> To do
Nothing in the records may be left out or altered; reproduce them all exactly.

> Supplied material
^^^^
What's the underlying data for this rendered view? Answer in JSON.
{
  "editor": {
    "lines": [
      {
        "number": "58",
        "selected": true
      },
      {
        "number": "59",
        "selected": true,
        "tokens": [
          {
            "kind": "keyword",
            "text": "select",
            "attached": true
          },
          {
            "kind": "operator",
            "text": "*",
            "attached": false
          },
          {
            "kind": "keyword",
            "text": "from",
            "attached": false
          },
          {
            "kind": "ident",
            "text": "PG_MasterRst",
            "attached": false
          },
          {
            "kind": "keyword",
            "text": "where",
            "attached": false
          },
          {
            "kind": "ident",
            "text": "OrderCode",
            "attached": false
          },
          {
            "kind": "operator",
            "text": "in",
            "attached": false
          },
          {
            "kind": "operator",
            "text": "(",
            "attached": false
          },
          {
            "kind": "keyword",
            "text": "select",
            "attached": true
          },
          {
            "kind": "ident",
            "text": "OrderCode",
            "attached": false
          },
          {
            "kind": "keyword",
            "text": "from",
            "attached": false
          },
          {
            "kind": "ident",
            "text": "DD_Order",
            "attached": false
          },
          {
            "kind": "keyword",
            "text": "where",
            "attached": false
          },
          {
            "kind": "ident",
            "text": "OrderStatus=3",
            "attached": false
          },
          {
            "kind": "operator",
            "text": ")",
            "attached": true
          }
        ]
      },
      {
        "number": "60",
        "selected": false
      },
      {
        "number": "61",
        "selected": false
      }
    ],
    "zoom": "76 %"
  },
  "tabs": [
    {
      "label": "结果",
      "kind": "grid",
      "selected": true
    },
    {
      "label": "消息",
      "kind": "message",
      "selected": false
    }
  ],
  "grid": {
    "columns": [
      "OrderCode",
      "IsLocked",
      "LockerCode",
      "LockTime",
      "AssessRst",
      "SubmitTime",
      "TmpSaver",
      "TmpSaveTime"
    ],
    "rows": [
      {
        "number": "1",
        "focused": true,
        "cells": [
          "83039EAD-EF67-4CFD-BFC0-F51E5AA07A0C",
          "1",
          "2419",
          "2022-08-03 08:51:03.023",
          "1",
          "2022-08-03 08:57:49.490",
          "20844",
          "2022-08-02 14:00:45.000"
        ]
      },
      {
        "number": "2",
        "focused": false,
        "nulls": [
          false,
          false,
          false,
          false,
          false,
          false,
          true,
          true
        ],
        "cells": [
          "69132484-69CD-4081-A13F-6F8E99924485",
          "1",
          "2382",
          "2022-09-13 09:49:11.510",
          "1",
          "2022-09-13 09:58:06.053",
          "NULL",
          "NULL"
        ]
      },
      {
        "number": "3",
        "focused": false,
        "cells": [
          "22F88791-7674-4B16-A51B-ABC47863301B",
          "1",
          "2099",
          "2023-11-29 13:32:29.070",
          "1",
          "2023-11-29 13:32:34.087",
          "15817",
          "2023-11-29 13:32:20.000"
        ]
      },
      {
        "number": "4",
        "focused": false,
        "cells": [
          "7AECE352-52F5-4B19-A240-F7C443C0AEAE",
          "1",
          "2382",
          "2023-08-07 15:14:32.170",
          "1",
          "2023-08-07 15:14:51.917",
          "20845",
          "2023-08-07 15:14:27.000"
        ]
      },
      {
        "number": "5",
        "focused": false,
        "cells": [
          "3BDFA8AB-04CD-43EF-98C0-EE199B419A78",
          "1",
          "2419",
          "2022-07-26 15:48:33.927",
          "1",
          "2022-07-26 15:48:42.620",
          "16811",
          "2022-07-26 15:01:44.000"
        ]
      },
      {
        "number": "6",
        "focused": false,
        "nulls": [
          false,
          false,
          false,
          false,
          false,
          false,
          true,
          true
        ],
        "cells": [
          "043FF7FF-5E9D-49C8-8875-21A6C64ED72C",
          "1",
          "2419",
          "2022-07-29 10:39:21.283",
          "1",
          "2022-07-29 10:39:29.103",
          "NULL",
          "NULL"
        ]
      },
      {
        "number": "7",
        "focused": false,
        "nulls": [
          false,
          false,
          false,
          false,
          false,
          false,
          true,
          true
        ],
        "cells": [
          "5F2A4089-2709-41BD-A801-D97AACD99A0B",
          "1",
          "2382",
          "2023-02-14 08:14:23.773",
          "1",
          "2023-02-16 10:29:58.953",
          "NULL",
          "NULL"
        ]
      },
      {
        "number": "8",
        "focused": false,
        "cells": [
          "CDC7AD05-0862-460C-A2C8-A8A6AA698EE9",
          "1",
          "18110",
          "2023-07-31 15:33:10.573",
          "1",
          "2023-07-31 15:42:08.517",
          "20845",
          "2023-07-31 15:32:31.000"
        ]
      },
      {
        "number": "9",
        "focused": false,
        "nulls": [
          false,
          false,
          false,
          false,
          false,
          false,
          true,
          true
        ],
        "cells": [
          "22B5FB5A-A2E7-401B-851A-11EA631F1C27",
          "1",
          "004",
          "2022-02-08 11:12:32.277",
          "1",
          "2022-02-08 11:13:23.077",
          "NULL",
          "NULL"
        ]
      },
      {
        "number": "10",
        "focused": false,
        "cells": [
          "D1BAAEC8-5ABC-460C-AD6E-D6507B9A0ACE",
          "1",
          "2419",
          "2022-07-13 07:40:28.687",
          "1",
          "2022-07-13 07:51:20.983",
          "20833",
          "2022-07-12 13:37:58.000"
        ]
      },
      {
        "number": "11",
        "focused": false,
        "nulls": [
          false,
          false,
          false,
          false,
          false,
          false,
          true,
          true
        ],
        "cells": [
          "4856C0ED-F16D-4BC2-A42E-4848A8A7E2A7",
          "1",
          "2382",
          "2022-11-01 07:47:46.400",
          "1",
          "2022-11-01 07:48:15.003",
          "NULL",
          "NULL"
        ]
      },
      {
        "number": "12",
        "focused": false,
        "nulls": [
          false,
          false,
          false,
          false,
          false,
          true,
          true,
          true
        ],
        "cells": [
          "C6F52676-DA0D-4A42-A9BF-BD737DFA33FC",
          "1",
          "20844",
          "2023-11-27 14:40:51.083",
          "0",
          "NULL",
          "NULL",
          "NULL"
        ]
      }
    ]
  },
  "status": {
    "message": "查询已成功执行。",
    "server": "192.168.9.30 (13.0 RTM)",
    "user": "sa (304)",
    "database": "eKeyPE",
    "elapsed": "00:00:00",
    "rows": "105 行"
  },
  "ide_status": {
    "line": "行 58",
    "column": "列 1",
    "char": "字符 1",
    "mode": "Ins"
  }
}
^^^^
> Task result
What's the underlying data for this rendered view? Answer in JSON.
{
  "editor": {
    "lines": [
      {
        "number": "58",
        "selected": true
      },
      {
        "number": "59",
        "selected": true,
        "tokens": [
          {
            "kind": "keyword",
            "text": "select",
            "attached": true
          },
          {
            "kind": "operator",
            "text": "*",
            "attached": false
          },
          {
            "kind": "keyword",
            "text": "from",
            "attached": false
          },
          {
            "kind": "ident",
            "text": "PG_MasterRst",
            "attached": false
          },
          {
            "kind": "keyword",
            "text": "where",
            "attached": false
          },
          {
            "kind": "ident",
            "text": "OrderCode",
            "attached": false
          },
          {
            "kind": "operator",
            "text": "in",
            "attached": false
          },
          {
            "kind": "operator",
            "text": "(",
            "attached": false
          },
          {
            "kind": "keyword",
            "text": "select",
            "attached": true
          },
          {
            "kind": "ident",
            "text": "OrderCode",
            "attached": false
          },
          {
            "kind": "keyword",
            "text": "from",
            "attached": false
          },
          {
            "kind": "ident",
            "text": "DD_Order",
            "attached": false
          },
          {
            "kind": "keyword",
            "text": "where",
            "attached": false
          },
          {
            "kind": "ident",
            "text": "OrderStatus=3",
            "attached": false
          },
          {
            "kind": "operator",
            "text": ")",
            "attached": true
          }
        ]
      },
      {
        "number": "60",
        "selected": false
      },
      {
        "number": "61",
        "selected": false
      }
    ],
    "zoom": "76 %"
  },
  "tabs": [
    {
      "label": "结果",
      "kind": "grid",
      "selected": true
    },
    {
      "label": "消息",
      "kind": "message",
      "selected": false
    }
  ],
  "grid": {
    "columns": [
      "OrderCode",
      "IsLocked",
      "LockerCode",
      "LockTime",
      "AssessRst",
      "SubmitTime",
      "TmpSaver",
      "TmpSaveTime"
    ],
    "rows": [
      {
        "number": "1",
        "focused": true,
        "cells": [
          "83039EAD-EF67-4CFD-BFC0-F51E5AA07A0C",
          "1",
          "2419",
          "2022-08-03 08:51:03.023",
          "1",
          "2022-08-03 08:57:49.490",
          "20844",
          "2022-08-02 14:00:45.000"
        ]
      },
      {
        "number": "2",
        "focused": false,
        "nulls": [
          false,
          false,
          false,
          false,
          false,
          false,
          true,
          true
        ],
        "cells": [
          "69132484-69CD-4081-A13F-6F8E99924485",
          "1",
          "2382",
          "2022-09-13 09:49:11.510",
          "1",
          "2022-09-13 09:58:06.053",
          "NULL",
          "NULL"
        ]
      },
      {
        "number": "3",
        "focused": false,
        "cells": [
          "22F88791-7674-4B16-A51B-ABC47863301B",
          "1",
          "2099",
          "2023-11-29 13:32:29.070",
          "1",
          "2023-11-29 13:32:34.087",
          "15817",
          "2023-11-29 13:32:20.000"
        ]
      },
      {
        "number": "4",
        "focused": false,
        "cells": [
          "7AECE352-52F5-4B19-A240-F7C443C0AEAE",
          "1",
          "2382",
          "2023-08-07 15:14:32.170",
          "1",
          "2023-08-07 15:14:51.917",
          "20845",
          "2023-08-07 15:14:27.000"
        ]
      },
      {
        "number": "5",
        "focused": false,
        "cells": [
          "3BDFA8AB-04CD-43EF-98C0-EE199B419A78",
          "1",
          "2419",
          "2022-07-26 15:48:33.927",
          "1",
          "2022-07-26 15:48:42.620",
          "16811",
          "2022-07-26 15:01:44.000"
        ]
      },
      {
        "number": "6",
        "focused": false,
        "nulls": [
          false,
          false,
          false,
          false,
          false,
          false,
          true,
          true
        ],
        "cells": [
          "043FF7FF-5E9D-49C8-8875-21A6C64ED72C",
          "1",
          "2419",
          "2022-07-29 10:39:21.283",
          "1",
          "2022-07-29 10:39:29.103",
          "NULL",
          "NULL"
        ]
      },
      {
        "number": "7",
        "focused": false,
        "nulls": [
          false,
          false,
          false,
          false,
          false,
          false,
          true,
          true
        ],
        "cells": [
          "5F2A4089-2709-41BD-A801-D97AACD99A0B",
          "1",
          "2382",
          "2023-02-14 08:14:23.773",
          "1",
          "2023-02-16 10:29:58.953",
          "NULL",
          "NULL"
        ]
      },
      {
        "number": "8",
        "focused": false,
        "cells": [
          "CDC7AD05-0862-460C-A2C8-A8A6AA698EE9",
          "1",
          "18110",
          "2023-07-31 15:33:10.573",
          "1",
          "2023-07-31 15:42:08.517",
          "20845",
          "2023-07-31 15:32:31.000"
        ]
      },
      {
        "number": "9",
        "focused": false,
        "nulls": [
          false,
          false,
          false,
          false,
          false,
          false,
          true,
          true
        ],
        "cells": [
          "22B5FB5A-A2E7-401B-851A-11EA631F1C27",
          "1",
          "004",
          "2022-02-08 11:12:32.277",
          "1",
          "2022-02-08 11:13:23.077",
          "NULL",
          "NULL"
        ]
      },
      {
        "number": "10",
        "focused": false,
        "cells": [
          "D1BAAEC8-5ABC-460C-AD6E-D6507B9A0ACE",
          "1",
          "2419",
          "2022-07-13 07:40:28.687",
          "1",
          "2022-07-13 07:51:20.983",
          "20833",
          "2022-07-12 13:37:58.000"
        ]
      },
      {
        "number": "11",
        "focused": false,
        "nulls": [
          false,
          false,
          false,
          false,
          false,
          false,
          true,
          true
        ],
        "cells": [
          "4856C0ED-F16D-4BC2-A42E-4848A8A7E2A7",
          "1",
          "2382",
          "2022-11-01 07:47:46.400",
          "1",
          "2022-11-01 07:48:15.003",
          "NULL",
          "NULL"
        ]
      },
      {
        "number": "12",
        "focused": false,
        "nulls": [
          false,
          false,
          false,
          false,
          false,
          true,
          true,
          true
        ],
        "cells": [
          "C6F52676-DA0D-4A42-A9BF-BD737DFA33FC",
          "1",
          "20844",
          "2023-11-27 14:40:51.083",
          "0",
          "NULL",
          "NULL",
          "NULL"
        ]
      }
    ]
  },
  "status": {
    "message": "查询已成功执行。",
    "server": "192.168.9.30 (13.0 RTM)",
    "user": "sa (304)",
    "database": "eKeyPE",
    "elapsed": "00:00:00",
    "rows": "105 行"
  },
  "ide_status": {
    "line": "行 58",
    "column": "列 1",
    "char": "字符 1",
    "mode": "Ins"
  }
}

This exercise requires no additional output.